*SET PROBLEM:* Every entry must be copied word for word.

*INPUT RECORDS:*
— BEGIN —
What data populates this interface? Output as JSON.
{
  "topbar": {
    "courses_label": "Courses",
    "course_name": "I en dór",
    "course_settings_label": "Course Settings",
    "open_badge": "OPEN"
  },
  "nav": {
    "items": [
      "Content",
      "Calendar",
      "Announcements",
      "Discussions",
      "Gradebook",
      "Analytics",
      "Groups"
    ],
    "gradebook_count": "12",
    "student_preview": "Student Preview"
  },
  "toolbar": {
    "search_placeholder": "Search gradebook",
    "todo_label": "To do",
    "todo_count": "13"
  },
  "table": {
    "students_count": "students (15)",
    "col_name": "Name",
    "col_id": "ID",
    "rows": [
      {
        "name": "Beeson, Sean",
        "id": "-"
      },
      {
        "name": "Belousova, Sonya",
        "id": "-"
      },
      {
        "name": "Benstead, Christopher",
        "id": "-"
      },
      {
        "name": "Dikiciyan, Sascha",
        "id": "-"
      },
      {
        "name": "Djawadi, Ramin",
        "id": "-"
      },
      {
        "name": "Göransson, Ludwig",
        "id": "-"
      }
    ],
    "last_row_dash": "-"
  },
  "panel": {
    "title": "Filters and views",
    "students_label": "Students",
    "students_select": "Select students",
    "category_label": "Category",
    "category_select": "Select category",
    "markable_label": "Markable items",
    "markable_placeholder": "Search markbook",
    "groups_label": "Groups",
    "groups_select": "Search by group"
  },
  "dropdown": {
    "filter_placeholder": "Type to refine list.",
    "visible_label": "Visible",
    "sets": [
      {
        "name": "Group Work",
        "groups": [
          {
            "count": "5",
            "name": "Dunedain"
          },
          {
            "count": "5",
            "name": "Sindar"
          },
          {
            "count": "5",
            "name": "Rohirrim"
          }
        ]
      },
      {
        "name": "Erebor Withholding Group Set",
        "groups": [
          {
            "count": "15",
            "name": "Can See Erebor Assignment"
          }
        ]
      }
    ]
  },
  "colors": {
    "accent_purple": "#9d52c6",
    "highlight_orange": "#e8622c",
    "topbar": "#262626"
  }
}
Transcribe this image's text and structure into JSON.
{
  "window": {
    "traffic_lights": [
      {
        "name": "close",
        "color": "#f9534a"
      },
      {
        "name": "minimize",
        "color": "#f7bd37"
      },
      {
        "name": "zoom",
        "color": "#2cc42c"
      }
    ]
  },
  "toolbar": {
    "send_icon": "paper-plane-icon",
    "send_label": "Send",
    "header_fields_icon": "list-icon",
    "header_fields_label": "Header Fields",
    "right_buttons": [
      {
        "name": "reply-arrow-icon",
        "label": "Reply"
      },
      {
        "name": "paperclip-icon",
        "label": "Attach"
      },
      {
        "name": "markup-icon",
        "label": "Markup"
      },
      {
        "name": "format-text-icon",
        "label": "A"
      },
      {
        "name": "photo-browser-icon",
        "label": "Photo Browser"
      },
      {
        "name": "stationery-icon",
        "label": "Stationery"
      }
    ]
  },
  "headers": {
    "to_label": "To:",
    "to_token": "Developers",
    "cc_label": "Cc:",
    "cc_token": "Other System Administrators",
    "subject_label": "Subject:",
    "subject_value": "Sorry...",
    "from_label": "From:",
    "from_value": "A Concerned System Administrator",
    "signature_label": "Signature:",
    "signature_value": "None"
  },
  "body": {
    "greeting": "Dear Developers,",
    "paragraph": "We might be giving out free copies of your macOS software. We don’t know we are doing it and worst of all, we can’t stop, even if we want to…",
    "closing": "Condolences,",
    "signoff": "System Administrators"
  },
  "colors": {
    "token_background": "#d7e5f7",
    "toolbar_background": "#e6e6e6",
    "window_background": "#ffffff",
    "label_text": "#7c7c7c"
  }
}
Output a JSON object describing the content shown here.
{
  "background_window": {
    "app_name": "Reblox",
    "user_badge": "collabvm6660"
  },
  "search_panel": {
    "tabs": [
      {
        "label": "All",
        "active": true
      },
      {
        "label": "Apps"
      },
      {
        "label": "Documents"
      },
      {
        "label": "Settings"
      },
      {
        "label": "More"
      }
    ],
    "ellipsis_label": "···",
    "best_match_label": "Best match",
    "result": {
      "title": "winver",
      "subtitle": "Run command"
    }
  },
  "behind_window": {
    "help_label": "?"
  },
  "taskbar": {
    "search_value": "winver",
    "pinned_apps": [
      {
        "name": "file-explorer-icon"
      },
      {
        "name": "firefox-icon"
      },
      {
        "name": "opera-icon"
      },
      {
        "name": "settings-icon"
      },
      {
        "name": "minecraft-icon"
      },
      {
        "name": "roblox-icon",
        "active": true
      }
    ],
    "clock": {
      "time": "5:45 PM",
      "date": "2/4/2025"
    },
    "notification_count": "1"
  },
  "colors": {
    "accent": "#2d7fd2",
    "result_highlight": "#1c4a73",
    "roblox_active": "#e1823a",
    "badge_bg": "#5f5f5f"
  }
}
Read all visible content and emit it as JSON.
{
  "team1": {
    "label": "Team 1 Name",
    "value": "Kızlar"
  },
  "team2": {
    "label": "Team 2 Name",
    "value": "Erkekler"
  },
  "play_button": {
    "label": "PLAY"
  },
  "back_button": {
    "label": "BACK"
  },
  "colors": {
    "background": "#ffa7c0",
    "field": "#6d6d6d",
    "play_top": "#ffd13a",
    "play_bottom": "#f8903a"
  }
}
— END —
*RESULT FOR THIS EXERCISE:*
What data populates this interface? Output as JSON.
{
  "topbar": {
    "courses_label": "Courses",
    "course_name": "I en dór",
    "course_settings_label": "Course Settings",
    "open_badge": "OPEN"
  },
  "nav": {
    "items": [
      "Content",
      "Calendar",
      "Announcements",
      "Discussions",
      "Gradebook",
      "Analytics",
      "Groups"
    ],
    "gradebook_count": "12",
    "student_preview": "Student Preview"
  },
  "toolbar": {
    "search_placeholder": "Search gradebook",
    "todo_label": "To do",
    "todo_count": "13"
  },
  "table": {
    "students_count": "students (15)",
    "col_name": "Name",
    "col_id": "ID",
    "rows": [
      {
        "name": "Beeson, Sean",
        "id": "-"
      },
      {
        "name": "Belousova, Sonya",
        "id": "-"
      },
      {
        "name": "Benstead, Christopher",
        "id": "-"
      },
      {
        "name": "Dikiciyan, Sascha",
        "id": "-"
      },
      {
        "name": "Djawadi, Ramin",
        "id": "-"
      },
      {
        "name": "Göransson, Ludwig",
        "id": "-"
      }
    ],
    "last_row_dash": "-"
  },
  "panel": {
    "title": "Filters and views",
    "students_label": "Students",
    "students_select": "Select students",
    "category_label": "Category",
    "category_select": "Select category",
    "markable_label": "Markable items",
    "markable_placeholder": "Search markbook",
    "groups_label": "Groups",
    "groups_select": "Search by group"
  },
  "dropdown": {
    "filter_placeholder": "Type to refine list.",
    "visible_label": "Visible",
    "sets": [
      {
        "name": "Group Work",
        "groups": [
          {
            "count": "5",
            "name": "Dunedain"
          },
          {
            "count": "5",
            "name": "Sindar"
          },
          {
            "count": "5",
            "name": "Rohirrim"
          }
        ]
      },
      {
        "name": "Erebor Withholding Group Set",
        "groups": [
          {
            "count": "15",
            "name": "Can See Erebor Assignment"
          }
        ]
      }
    ]
  },
  "colors": {
    "accent_purple": "#9d52c6",
    "highlight_orange": "#e8622c",
    "topbar": "#262626"
  }
}
Transcribe this image's text and structure into JSON.
{
  "window": {
    "traffic_lights": [
      {
        "name": "close",
        "color": "#f9534a"
      },
      {
        "name": "minimize",
        "color": "#f7bd37"
      },
      {
        "name": "zoom",
        "color": "#2cc42c"
      }
    ]
  },
  "toolbar": {
    "send_icon": "paper-plane-icon",
    "send_label": "Send",
    "header_fields_icon": "list-icon",
    "header_fields_label": "Header Fields",
    "right_buttons": [
      {
        "name": "reply-arrow-icon",
        "label": "Reply"
      },
      {
        "name": "paperclip-icon",
        "label": "Attach"
      },
      {
        "name": "markup-icon",
        "label": "Markup"
      },
      {
        "name": "format-text-icon",
        "label": "A"
      },
      {
        "name": "photo-browser-icon",
        "label": "Photo Browser"
      },
      {
        "name": "stationery-icon",
        "label": "Stationery"
      }
    ]
  },
  "headers": {
    "to_label": "To:",
    "to_token": "Developers",
    "cc_label": "Cc:",
    "cc_token": "Other System Administrators",
    "subject_label": "Subject:",
    "subject_value": "Sorry...",
    "from_label": "From:",
    "from_value": "A Concerned System Administrator",
    "signature_label": "Signature:",
    "signature_value": "None"
  },
  "body": {
    "greeting": "Dear Developers,",
    "paragraph": "We might be giving out free copies of your macOS software. We don’t know we are doing it and worst of all, we can’t stop, even if we want to…",
    "closing": "Condolences,",
    "signoff": "System Administrators"
  },
  "colors": {
    "token_background": "#d7e5f7",
    "toolbar_background": "#e6e6e6",
    "window_background": "#ffffff",
    "label_text": "#7c7c7c"
  }
}
Output a JSON object describing the content shown here.
{
  "background_window": {
    "app_name": "Reblox",
    "user_badge": "collabvm6660"
  },
  "search_panel": {
    "tabs": [
      {
        "label": "All",
        "active": true
      },
      {
        "label": "Apps"
      },
      {
        "label": "Documents"
      },
      {
        "label": "Settings"
      },
      {
        "label": "More"
      }
    ],
    "ellipsis_label": "···",
    "best_match_label": "Best match",
    "result": {
      "title": "winver",
      "subtitle": "Run command"
    }
  },
  "behind_window": {
    "help_label": "?"
  },
  "taskbar": {
    "search_value": "winver",
    "pinned_apps": [
      {
        "name": "file-explorer-icon"
      },
      {
        "name": "firefox-icon"
      },
      {
        "name": "opera-icon"
      },
      {
        "name": "settings-icon"
      },
      {
        "name": "minecraft-icon"
      },
      {
        "name": "roblox-icon",
        "active": true
      }
    ],
    "clock": {
      "time": "5:45 PM",
      "date": "2/4/2025"
    },
    "notification_count": "1"
  },
  "colors": {
    "accent": "#2d7fd2",
    "result_highlight": "#1c4a73",
    "roblox_active": "#e1823a",
    "badge_bg": "#5f5f5f"
  }
}
Read all visible content and emit it as JSON.
{
  "team1": {
    "label": "Team 1 Name",
    "value": "Kızlar"
  },
  "team2": {
    "label": "Team 2 Name",
    "value": "Erkekler"
  },
  "play_button": {
    "label": "PLAY"
  },
  "back_button": {
    "label": "BACK"
  },
  "colors": {
    "background": "#ffa7c0",
    "field": "#6d6d6d",
    "play_top": "#ffd13a",
    "play_bottom": "#f8903a"
  }
}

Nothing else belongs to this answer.